▶ _INFORMATION SHOWN_:
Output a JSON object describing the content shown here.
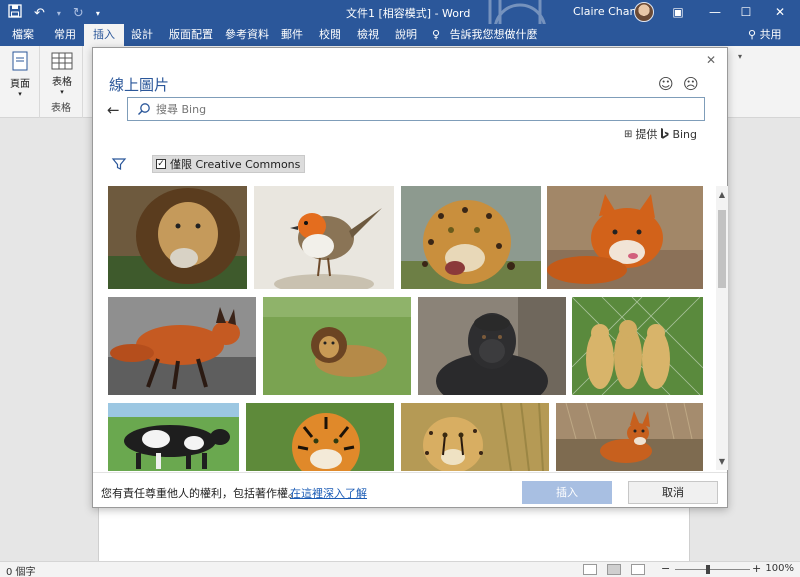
{
  "titlebar": {
    "document_title": "文件1 [相容模式] - Word",
    "user_name": "Claire Chang",
    "save_icon": "save-icon",
    "undo_icon": "undo-icon",
    "redo_icon": "redo-icon",
    "window_buttons": [
      "ribbon-display-options",
      "minimize",
      "maximize",
      "close"
    ]
  },
  "ribbon": {
    "tabs": [
      {
        "label": "檔案"
      },
      {
        "label": "常用"
      },
      {
        "label": "插入",
        "active": true
      },
      {
        "label": "設計"
      },
      {
        "label": "版面配置"
      },
      {
        "label": "參考資料"
      },
      {
        "label": "郵件"
      },
      {
        "label": "校閱"
      },
      {
        "label": "檢視"
      },
      {
        "label": "說明"
      }
    ],
    "tell_me": "告訴我您想做什麼",
    "share": "共用",
    "groups": {
      "pages_button": "頁面",
      "table_button": "表格",
      "table_group_label": "表格"
    }
  },
  "dialog": {
    "title": "線上圖片",
    "search_placeholder": "搜尋 Bing",
    "provider_label": "提供",
    "provider_name": "Bing",
    "creative_commons_label": "僅限 Creative Commons",
    "creative_commons_checked": true,
    "images": [
      {
        "subject": "lion"
      },
      {
        "subject": "robin"
      },
      {
        "subject": "leopard"
      },
      {
        "subject": "fox"
      },
      {
        "subject": "fox"
      },
      {
        "subject": "lion"
      },
      {
        "subject": "gorilla"
      },
      {
        "subject": "cheetahs"
      },
      {
        "subject": "cow"
      },
      {
        "subject": "tiger"
      },
      {
        "subject": "cheetah"
      },
      {
        "subject": "fox"
      }
    ],
    "legal_text": "您有責任尊重他人的權利，包括著作權。",
    "learn_more": "在這裡深入了解",
    "insert_button": "插入",
    "cancel_button": "取消"
  },
  "statusbar": {
    "word_count": "0 個字",
    "zoom": "100%"
  },
  "colors": {
    "brand": "#2b579a",
    "insert_disabled": "#a8bfe2",
    "link": "#1a5bb5"
  }
}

▶ _REQUIREMENTS_: Transcribe every entry above exactly. Omit all pictures.

▶ _EXERCISE OUTPUT_:
Output a JSON object describing the content shown here.
{
  "titlebar": {
    "document_title": "文件1 [相容模式] - Word",
    "user_name": "Claire Chang",
    "save_icon": "save-icon",
    "undo_icon": "undo-icon",
    "redo_icon": "redo-icon",
    "window_buttons": [
      "ribbon-display-options",
      "minimize",
      "maximize",
      "close"
    ]
  },
  "ribbon": {
    "tabs": [
      {
        "label": "檔案"
      },
      {
        "label": "常用"
      },
      {
        "label": "插入",
        "active": true
      },
      {
        "label": "設計"
      },
      {
        "label": "版面配置"
      },
      {
        "label": "參考資料"
      },
      {
        "label": "郵件"
      },
      {
        "label": "校閱"
      },
      {
        "label": "檢視"
      },
      {
        "label": "說明"
      }
    ],
    "tell_me": "告訴我您想做什麼",
    "share": "共用",
    "groups": {
      "pages_button": "頁面",
      "table_button": "表格",
      "table_group_label": "表格"
    }
  },
  "dialog": {
    "title": "線上圖片",
    "search_placeholder": "搜尋 Bing",
    "provider_label": "提供",
    "provider_name": "Bing",
    "creative_commons_label": "僅限 Creative Commons",
    "creative_commons_checked": true,
    "images": [
      {
        "subject": "lion"
      },
      {
        "subject": "robin"
      },
      {
        "subject": "leopard"
      },
      {
        "subject": "fox"
      },
      {
        "subject": "fox"
      },
      {
        "subject": "lion"
      },
      {
        "subject": "gorilla"
      },
      {
        "subject": "cheetahs"
      },
      {
        "subject": "cow"
      },
      {
        "subject": "tiger"
      },
      {
        "subject": "cheetah"
      },
      {
        "subject": "fox"
      }
    ],
    "legal_text": "您有責任尊重他人的權利，包括著作權。",
    "learn_more": "在這裡深入了解",
    "insert_button": "插入",
    "cancel_button": "取消"
  },
  "statusbar": {
    "word_count": "0 個字",
    "zoom": "100%"
  },
  "colors": {
    "brand": "#2b579a",
    "insert_disabled": "#a8bfe2",
    "link": "#1a5bb5"
  }
}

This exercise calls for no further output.